»»

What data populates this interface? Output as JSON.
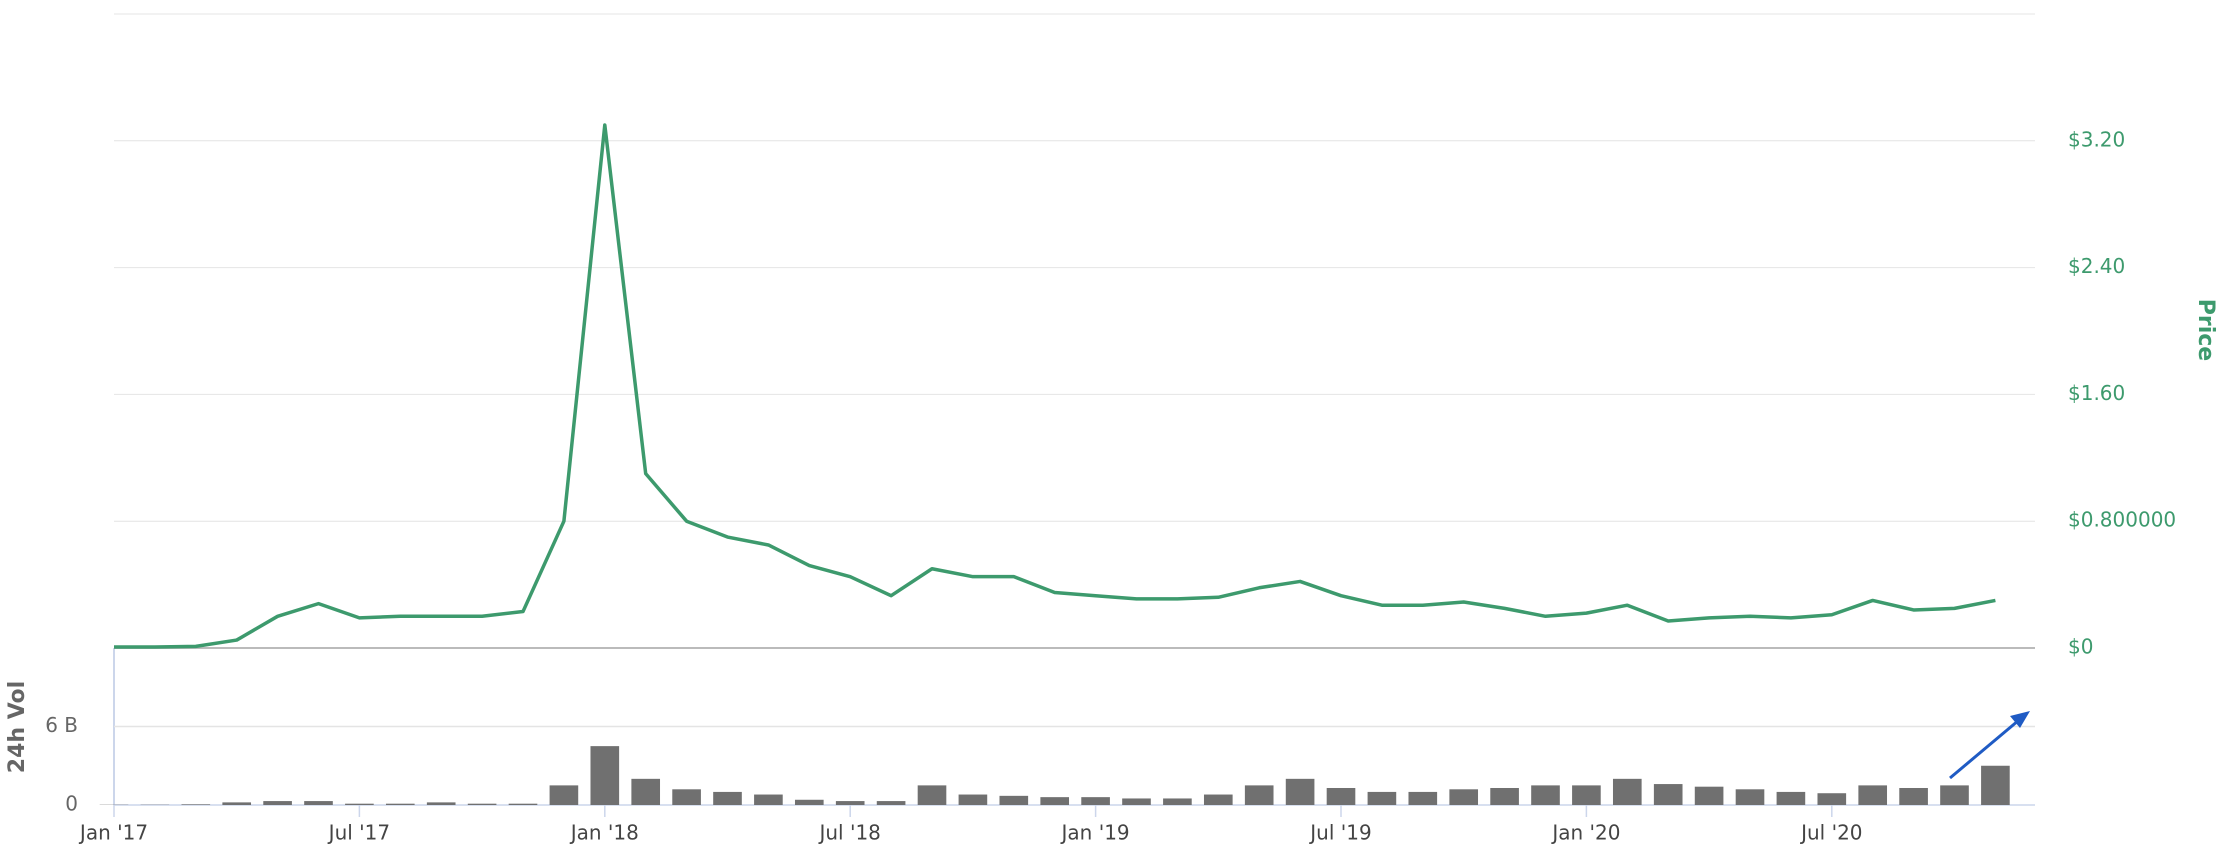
{
  "chart_data": {
    "type": "line",
    "categories": [
      "Jan '17",
      null,
      null,
      null,
      null,
      null,
      "Jul '17",
      null,
      null,
      null,
      null,
      null,
      "Jan '18",
      null,
      null,
      null,
      null,
      null,
      "Jul '18",
      null,
      null,
      null,
      null,
      null,
      "Jan '19",
      null,
      null,
      null,
      null,
      null,
      "Jul '19",
      null,
      null,
      null,
      null,
      null,
      "Jan '20",
      null,
      null,
      null,
      null,
      null,
      "Jul '20",
      null,
      null,
      null,
      null
    ],
    "series": [
      {
        "name": "Price",
        "color": "#3d9a6d",
        "values": [
          0.006,
          0.006,
          0.01,
          0.05,
          0.2,
          0.28,
          0.19,
          0.2,
          0.2,
          0.2,
          0.23,
          0.8,
          3.3,
          1.1,
          0.8,
          0.7,
          0.65,
          0.52,
          0.45,
          0.33,
          0.5,
          0.45,
          0.45,
          0.35,
          0.33,
          0.31,
          0.31,
          0.32,
          0.38,
          0.42,
          0.33,
          0.27,
          0.27,
          0.29,
          0.25,
          0.2,
          0.22,
          0.27,
          0.17,
          0.19,
          0.2,
          0.19,
          0.21,
          0.3,
          0.24,
          0.25,
          0.3
        ]
      },
      {
        "name": "24h Vol",
        "color": "#707070",
        "type": "bar",
        "axis": "y2",
        "values": [
          0.02,
          0.02,
          0.05,
          0.2,
          0.3,
          0.3,
          0.1,
          0.1,
          0.2,
          0.1,
          0.1,
          1.5,
          4.5,
          2,
          1.2,
          1,
          0.8,
          0.4,
          0.3,
          0.3,
          1.5,
          0.8,
          0.7,
          0.6,
          0.6,
          0.5,
          0.5,
          0.8,
          1.5,
          2.0,
          1.3,
          1.0,
          1.0,
          1.2,
          1.3,
          1.5,
          1.5,
          2.0,
          1.6,
          1.4,
          1.2,
          1.0,
          0.9,
          1.5,
          1.3,
          1.5,
          3.0
        ]
      }
    ],
    "ylim": [
      0,
      4
    ],
    "yticks": [
      {
        "value": 0,
        "label": "$0"
      },
      {
        "value": 0.8,
        "label": "$0.800000"
      },
      {
        "value": 1.6,
        "label": "$1.60"
      },
      {
        "value": 2.4,
        "label": "$2.40"
      },
      {
        "value": 3.2,
        "label": "$3.20"
      }
    ],
    "y2lim": [
      0,
      12
    ],
    "y2ticks": [
      0,
      {
        "value": 6,
        "label": "6 B"
      }
    ],
    "grid": true
  }
}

««

YOUR OBJECTIVE - Print the entries above exactly, taking out only the pictures.

EXERCISE SOLUTION -
What data populates this interface? Output as JSON.
{
  "chart_data": {
    "type": "line",
    "categories": [
      "Jan '17",
      null,
      null,
      null,
      null,
      null,
      "Jul '17",
      null,
      null,
      null,
      null,
      null,
      "Jan '18",
      null,
      null,
      null,
      null,
      null,
      "Jul '18",
      null,
      null,
      null,
      null,
      null,
      "Jan '19",
      null,
      null,
      null,
      null,
      null,
      "Jul '19",
      null,
      null,
      null,
      null,
      null,
      "Jan '20",
      null,
      null,
      null,
      null,
      null,
      "Jul '20",
      null,
      null,
      null,
      null
    ],
    "series": [
      {
        "name": "Price",
        "color": "#3d9a6d",
        "values": [
          0.006,
          0.006,
          0.01,
          0.05,
          0.2,
          0.28,
          0.19,
          0.2,
          0.2,
          0.2,
          0.23,
          0.8,
          3.3,
          1.1,
          0.8,
          0.7,
          0.65,
          0.52,
          0.45,
          0.33,
          0.5,
          0.45,
          0.45,
          0.35,
          0.33,
          0.31,
          0.31,
          0.32,
          0.38,
          0.42,
          0.33,
          0.27,
          0.27,
          0.29,
          0.25,
          0.2,
          0.22,
          0.27,
          0.17,
          0.19,
          0.2,
          0.19,
          0.21,
          0.3,
          0.24,
          0.25,
          0.3
        ]
      },
      {
        "name": "24h Vol",
        "color": "#707070",
        "type": "bar",
        "axis": "y2",
        "values": [
          0.02,
          0.02,
          0.05,
          0.2,
          0.3,
          0.3,
          0.1,
          0.1,
          0.2,
          0.1,
          0.1,
          1.5,
          4.5,
          2,
          1.2,
          1,
          0.8,
          0.4,
          0.3,
          0.3,
          1.5,
          0.8,
          0.7,
          0.6,
          0.6,
          0.5,
          0.5,
          0.8,
          1.5,
          2.0,
          1.3,
          1.0,
          1.0,
          1.2,
          1.3,
          1.5,
          1.5,
          2.0,
          1.6,
          1.4,
          1.2,
          1.0,
          0.9,
          1.5,
          1.3,
          1.5,
          3.0
        ]
      }
    ],
    "ylim": [
      0,
      4
    ],
    "yticks": [
      {
        "value": 0,
        "label": "$0"
      },
      {
        "value": 0.8,
        "label": "$0.800000"
      },
      {
        "value": 1.6,
        "label": "$1.60"
      },
      {
        "value": 2.4,
        "label": "$2.40"
      },
      {
        "value": 3.2,
        "label": "$3.20"
      }
    ],
    "y2lim": [
      0,
      12
    ],
    "y2ticks": [
      0,
      {
        "value": 6,
        "label": "6 B"
      }
    ],
    "grid": true
  }
}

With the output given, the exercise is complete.